**TASK DETAILS**
Repeat the listing in full, exactly as it stands.

------ ENTRIES

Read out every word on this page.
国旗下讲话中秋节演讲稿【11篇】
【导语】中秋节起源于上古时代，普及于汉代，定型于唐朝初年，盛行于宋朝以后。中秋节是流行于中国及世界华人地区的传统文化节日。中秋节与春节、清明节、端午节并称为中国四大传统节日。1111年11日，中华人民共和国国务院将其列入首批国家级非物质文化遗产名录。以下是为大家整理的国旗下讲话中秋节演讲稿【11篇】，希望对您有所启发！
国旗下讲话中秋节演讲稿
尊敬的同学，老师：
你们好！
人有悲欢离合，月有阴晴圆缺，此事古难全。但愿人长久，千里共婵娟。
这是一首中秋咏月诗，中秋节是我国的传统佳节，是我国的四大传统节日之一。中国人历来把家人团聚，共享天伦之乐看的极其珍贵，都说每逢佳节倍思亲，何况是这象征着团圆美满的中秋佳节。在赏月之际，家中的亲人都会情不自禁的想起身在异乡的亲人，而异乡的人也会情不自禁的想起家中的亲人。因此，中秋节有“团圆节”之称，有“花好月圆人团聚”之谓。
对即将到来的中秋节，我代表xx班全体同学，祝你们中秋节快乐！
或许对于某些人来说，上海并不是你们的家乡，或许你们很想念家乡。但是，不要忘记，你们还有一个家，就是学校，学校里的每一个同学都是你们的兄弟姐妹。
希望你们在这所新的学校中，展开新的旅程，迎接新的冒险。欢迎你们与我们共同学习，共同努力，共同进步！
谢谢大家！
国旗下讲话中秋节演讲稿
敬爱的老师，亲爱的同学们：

------------

**EXPECTED ANSWER**
Read out every word on this page.
国旗下讲话中秋节演讲稿【11篇】
【导语】中秋节起源于上古时代，普及于汉代，定型于唐朝初年，盛行于宋朝以后。中秋节是流行于中国及世界华人地区的传统文化节日。中秋节与春节、清明节、端午节并称为中国四大传统节日。1111年11日，中华人民共和国国务院将其列入首批国家级非物质文化遗产名录。以下是为大家整理的国旗下讲话中秋节演讲稿【11篇】，希望对您有所启发！
国旗下讲话中秋节演讲稿
尊敬的同学，老师：
你们好！
人有悲欢离合，月有阴晴圆缺，此事古难全。但愿人长久，千里共婵娟。
这是一首中秋咏月诗，中秋节是我国的传统佳节，是我国的四大传统节日之一。中国人历来把家人团聚，共享天伦之乐看的极其珍贵，都说每逢佳节倍思亲，何况是这象征着团圆美满的中秋佳节。在赏月之际，家中的亲人都会情不自禁的想起身在异乡的亲人，而异乡的人也会情不自禁的想起家中的亲人。因此，中秋节有“团圆节”之称，有“花好月圆人团聚”之谓。
对即将到来的中秋节，我代表xx班全体同学，祝你们中秋节快乐！
或许对于某些人来说，上海并不是你们的家乡，或许你们很想念家乡。但是，不要忘记，你们还有一个家，就是学校，学校里的每一个同学都是你们的兄弟姐妹。
希望你们在这所新的学校中，展开新的旅程，迎接新的冒险。欢迎你们与我们共同学习，共同努力，共同进步！
谢谢大家！
国旗下讲话中秋节演讲稿
敬爱的老师，亲爱的同学们：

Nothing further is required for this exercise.